>> START RECORD SET

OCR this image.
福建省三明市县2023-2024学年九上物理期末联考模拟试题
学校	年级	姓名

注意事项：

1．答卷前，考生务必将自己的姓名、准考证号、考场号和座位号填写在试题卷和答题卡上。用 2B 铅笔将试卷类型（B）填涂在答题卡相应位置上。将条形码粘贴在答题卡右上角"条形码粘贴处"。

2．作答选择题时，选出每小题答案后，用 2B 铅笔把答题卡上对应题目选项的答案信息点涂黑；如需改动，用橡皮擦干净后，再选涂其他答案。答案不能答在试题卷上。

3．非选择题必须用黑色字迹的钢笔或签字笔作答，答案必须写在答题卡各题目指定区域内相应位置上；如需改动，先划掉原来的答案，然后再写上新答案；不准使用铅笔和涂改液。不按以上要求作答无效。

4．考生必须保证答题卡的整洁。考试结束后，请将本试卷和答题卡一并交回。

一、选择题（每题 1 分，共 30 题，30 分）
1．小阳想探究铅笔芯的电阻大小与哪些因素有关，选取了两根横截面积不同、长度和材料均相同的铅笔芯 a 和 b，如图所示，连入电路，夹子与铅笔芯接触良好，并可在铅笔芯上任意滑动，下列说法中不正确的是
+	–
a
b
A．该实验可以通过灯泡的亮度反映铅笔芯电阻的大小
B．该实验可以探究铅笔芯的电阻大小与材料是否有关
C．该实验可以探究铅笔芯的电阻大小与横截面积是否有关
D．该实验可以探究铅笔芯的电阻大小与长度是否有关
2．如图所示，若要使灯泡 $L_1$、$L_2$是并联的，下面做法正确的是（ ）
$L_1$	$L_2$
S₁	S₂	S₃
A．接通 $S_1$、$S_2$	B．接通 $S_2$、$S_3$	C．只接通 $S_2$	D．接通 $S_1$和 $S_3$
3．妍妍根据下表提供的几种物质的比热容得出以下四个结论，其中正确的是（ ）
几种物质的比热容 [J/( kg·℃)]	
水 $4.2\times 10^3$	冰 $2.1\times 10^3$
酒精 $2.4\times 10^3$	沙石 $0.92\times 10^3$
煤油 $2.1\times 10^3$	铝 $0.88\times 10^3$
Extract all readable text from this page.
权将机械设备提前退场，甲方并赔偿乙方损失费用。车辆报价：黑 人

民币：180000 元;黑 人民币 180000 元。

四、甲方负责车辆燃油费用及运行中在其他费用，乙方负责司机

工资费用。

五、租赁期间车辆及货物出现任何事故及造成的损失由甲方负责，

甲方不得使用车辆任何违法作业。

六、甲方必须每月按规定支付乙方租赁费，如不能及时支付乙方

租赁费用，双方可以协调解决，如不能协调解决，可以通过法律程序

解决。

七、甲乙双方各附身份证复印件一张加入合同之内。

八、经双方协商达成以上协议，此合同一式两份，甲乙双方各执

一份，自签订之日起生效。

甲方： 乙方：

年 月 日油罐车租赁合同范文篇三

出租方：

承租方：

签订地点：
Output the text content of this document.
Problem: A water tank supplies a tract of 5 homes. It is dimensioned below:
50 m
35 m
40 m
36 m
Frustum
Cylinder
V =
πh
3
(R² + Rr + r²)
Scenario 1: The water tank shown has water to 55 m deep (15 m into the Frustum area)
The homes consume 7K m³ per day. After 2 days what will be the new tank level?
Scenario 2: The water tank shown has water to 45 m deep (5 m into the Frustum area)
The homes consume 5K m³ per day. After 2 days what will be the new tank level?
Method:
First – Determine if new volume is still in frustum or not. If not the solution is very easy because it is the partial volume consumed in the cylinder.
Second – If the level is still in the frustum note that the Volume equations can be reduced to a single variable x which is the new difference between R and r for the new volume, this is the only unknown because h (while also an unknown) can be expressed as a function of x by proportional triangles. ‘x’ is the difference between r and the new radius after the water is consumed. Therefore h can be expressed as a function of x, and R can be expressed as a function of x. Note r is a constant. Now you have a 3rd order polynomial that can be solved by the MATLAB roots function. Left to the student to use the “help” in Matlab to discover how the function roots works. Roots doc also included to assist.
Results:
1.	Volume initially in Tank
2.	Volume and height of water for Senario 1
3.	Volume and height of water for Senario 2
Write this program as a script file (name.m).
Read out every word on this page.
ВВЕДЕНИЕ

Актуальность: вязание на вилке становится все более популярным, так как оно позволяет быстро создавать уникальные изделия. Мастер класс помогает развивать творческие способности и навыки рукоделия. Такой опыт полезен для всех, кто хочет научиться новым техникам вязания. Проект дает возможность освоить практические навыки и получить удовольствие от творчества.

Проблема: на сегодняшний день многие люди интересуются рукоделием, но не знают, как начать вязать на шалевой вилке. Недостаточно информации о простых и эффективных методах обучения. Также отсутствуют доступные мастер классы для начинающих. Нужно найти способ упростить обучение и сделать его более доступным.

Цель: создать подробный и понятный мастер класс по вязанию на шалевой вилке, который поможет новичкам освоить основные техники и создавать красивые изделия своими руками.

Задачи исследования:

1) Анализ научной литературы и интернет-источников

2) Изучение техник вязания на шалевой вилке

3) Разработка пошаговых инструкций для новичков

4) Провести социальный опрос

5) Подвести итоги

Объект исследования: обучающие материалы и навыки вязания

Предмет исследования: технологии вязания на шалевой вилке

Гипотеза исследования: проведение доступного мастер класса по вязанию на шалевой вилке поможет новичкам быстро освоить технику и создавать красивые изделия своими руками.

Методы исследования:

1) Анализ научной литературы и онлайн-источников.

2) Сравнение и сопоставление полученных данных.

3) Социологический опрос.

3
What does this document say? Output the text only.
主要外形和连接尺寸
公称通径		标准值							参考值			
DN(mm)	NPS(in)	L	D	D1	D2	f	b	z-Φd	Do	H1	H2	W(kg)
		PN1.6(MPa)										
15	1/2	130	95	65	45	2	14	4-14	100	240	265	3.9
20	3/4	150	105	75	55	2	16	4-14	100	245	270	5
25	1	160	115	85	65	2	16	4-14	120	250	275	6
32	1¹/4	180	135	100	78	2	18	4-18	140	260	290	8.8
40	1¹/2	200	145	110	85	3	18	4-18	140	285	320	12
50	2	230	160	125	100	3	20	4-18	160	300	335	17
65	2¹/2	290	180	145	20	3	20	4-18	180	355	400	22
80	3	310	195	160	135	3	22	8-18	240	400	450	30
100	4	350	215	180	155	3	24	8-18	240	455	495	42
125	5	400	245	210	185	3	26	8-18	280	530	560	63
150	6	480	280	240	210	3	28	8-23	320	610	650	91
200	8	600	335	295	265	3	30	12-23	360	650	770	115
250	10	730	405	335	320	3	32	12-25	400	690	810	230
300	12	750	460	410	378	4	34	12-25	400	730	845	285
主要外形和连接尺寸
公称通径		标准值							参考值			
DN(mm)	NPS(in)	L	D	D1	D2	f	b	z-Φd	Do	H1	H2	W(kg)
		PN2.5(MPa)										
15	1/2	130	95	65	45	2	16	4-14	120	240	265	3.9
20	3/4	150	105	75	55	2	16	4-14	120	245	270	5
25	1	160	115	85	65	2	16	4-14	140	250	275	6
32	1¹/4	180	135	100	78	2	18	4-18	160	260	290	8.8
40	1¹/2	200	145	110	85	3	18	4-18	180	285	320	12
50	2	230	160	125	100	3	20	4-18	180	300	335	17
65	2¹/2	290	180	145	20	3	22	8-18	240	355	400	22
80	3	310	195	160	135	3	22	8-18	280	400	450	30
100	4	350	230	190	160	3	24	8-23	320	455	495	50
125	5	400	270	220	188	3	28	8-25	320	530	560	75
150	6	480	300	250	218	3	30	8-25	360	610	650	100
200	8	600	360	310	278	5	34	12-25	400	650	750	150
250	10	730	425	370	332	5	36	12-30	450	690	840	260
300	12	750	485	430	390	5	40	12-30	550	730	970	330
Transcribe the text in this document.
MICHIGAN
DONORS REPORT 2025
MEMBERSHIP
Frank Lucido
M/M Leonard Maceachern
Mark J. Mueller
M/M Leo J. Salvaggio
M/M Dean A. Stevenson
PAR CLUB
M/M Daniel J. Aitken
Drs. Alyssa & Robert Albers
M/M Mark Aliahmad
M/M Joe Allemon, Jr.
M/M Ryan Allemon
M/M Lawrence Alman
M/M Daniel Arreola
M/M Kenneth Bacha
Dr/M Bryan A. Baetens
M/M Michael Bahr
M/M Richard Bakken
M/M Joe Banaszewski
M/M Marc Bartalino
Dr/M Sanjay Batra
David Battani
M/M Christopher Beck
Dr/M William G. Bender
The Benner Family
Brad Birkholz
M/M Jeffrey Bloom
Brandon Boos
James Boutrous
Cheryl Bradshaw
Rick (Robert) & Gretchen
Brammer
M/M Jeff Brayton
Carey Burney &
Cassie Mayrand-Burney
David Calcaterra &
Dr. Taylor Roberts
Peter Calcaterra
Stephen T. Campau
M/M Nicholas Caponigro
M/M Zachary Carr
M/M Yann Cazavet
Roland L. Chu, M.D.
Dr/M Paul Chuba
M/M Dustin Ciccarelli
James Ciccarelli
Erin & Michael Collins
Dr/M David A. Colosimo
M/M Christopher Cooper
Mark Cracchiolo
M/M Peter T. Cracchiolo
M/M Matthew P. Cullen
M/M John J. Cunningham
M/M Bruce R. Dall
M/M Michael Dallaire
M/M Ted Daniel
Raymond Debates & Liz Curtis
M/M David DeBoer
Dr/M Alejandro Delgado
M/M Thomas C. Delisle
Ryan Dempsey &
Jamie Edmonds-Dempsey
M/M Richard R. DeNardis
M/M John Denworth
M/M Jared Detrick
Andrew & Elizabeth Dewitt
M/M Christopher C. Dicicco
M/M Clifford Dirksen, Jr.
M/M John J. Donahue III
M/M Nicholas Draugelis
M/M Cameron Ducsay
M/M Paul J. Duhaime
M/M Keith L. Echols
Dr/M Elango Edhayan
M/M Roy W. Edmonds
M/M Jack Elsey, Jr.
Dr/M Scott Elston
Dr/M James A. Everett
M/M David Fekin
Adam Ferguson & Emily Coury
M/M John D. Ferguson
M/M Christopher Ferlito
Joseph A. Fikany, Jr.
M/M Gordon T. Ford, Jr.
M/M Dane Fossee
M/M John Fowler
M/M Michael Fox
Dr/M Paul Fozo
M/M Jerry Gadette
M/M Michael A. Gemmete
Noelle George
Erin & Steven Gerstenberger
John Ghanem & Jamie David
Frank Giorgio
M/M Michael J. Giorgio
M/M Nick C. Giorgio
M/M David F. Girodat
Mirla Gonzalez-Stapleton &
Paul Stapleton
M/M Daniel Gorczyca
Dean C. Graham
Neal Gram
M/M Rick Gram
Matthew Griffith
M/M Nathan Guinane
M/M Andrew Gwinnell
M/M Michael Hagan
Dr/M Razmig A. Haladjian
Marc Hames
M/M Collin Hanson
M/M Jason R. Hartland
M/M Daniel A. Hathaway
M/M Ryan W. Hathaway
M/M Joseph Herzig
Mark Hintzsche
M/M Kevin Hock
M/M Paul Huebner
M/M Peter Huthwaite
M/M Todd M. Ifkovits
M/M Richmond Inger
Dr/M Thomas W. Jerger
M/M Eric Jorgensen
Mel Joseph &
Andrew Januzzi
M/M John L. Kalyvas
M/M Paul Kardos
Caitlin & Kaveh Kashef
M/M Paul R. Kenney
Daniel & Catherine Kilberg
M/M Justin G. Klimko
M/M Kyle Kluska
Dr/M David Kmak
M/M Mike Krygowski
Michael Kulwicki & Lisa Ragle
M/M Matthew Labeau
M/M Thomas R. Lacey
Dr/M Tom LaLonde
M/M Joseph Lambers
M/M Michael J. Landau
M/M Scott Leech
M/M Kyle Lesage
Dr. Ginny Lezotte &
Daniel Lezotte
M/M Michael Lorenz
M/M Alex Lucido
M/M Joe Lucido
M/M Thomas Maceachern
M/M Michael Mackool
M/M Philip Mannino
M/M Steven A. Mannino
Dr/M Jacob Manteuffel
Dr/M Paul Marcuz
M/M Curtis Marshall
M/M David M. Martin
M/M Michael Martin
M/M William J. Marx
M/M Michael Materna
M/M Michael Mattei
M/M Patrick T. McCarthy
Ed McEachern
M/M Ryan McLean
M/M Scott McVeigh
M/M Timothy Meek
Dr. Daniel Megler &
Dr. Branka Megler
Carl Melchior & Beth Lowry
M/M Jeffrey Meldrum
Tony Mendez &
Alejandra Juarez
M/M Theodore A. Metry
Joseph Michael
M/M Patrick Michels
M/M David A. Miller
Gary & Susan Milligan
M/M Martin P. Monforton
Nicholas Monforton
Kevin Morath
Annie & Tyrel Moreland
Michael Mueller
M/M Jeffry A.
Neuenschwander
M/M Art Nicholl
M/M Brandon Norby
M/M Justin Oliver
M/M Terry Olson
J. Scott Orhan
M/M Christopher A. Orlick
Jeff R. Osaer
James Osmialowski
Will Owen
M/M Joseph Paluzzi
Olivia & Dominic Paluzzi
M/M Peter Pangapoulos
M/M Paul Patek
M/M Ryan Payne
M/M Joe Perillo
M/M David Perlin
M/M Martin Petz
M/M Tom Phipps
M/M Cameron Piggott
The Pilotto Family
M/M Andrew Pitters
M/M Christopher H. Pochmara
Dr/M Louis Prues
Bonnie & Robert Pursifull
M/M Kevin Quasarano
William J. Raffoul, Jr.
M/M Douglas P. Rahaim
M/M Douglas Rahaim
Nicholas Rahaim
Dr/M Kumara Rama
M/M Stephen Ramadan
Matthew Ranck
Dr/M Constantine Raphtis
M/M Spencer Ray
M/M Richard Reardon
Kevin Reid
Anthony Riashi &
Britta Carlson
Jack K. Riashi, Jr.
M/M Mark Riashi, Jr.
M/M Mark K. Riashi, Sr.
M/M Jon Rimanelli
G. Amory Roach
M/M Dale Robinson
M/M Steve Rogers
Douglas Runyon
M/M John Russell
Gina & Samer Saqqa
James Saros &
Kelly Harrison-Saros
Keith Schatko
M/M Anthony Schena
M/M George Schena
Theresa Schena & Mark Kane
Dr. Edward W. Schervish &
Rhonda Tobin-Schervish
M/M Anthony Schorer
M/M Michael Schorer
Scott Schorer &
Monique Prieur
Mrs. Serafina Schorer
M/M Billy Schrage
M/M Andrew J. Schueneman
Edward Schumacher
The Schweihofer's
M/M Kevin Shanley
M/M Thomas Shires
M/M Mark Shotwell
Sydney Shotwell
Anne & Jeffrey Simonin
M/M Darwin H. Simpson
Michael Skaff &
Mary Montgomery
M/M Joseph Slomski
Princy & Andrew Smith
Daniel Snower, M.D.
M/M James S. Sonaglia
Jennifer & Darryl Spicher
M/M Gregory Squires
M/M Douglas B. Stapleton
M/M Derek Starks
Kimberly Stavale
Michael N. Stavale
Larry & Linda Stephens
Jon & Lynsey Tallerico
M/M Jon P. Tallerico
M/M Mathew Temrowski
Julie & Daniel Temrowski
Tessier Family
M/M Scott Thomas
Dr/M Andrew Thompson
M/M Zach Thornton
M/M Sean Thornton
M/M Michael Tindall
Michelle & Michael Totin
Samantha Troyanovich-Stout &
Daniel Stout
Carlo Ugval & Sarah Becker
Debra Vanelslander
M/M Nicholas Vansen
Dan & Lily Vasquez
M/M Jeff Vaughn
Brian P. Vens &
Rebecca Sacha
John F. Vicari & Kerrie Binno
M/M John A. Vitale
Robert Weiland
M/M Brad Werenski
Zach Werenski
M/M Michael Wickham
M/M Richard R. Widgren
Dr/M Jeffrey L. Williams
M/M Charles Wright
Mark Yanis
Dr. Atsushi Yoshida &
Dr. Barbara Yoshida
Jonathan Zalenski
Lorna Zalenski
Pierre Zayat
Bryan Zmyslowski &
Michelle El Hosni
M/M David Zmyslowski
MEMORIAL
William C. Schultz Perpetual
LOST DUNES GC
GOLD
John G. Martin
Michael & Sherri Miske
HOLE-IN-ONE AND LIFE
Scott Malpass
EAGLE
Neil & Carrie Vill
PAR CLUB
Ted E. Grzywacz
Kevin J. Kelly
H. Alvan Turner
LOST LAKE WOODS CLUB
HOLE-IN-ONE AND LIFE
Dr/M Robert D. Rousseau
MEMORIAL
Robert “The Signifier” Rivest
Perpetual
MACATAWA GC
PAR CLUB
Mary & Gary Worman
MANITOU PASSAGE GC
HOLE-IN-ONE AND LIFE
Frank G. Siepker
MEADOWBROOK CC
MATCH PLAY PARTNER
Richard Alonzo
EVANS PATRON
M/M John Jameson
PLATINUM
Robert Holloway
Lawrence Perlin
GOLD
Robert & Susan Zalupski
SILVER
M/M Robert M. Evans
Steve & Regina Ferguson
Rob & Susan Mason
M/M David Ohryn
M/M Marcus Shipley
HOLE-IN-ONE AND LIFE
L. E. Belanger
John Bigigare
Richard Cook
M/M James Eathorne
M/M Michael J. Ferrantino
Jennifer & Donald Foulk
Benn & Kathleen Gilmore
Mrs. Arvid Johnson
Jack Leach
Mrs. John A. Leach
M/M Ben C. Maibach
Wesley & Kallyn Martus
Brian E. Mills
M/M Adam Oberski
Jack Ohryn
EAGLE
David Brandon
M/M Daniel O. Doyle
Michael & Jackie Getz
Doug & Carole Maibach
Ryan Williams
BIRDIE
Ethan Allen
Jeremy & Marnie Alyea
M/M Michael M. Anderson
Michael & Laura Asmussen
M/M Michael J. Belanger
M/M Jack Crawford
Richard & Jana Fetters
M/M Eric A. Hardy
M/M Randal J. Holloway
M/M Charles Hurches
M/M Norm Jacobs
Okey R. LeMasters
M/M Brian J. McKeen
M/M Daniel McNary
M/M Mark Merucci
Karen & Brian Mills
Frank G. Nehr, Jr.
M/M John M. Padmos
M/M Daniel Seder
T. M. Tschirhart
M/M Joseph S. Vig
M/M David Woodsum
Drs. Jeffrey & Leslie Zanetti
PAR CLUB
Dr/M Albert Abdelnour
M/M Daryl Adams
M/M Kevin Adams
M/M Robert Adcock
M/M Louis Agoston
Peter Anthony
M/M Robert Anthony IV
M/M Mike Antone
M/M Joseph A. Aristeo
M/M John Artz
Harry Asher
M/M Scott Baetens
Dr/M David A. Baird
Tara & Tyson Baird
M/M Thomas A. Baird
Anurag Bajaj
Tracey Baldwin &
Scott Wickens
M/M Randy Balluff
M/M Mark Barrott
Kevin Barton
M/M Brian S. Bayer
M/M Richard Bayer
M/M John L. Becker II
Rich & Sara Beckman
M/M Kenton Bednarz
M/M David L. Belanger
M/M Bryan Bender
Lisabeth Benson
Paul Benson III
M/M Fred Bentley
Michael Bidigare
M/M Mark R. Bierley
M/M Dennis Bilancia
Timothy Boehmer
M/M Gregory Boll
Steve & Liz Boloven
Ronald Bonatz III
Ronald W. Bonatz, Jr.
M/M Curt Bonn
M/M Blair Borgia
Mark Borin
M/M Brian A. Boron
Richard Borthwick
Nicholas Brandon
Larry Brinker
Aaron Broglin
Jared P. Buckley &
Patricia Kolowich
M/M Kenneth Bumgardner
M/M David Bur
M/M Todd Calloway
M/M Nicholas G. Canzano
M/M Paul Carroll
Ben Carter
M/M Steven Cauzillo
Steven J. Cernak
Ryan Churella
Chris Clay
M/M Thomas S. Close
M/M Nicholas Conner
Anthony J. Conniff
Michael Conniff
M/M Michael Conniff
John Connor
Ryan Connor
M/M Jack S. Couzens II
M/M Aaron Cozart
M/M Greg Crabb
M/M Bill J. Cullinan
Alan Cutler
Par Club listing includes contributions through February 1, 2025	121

>> END RECORD SET

| EXERCISE |
Only the number is required: the count of lines containing the word "Jeffrey".

| RESULT OF THE TASK |
5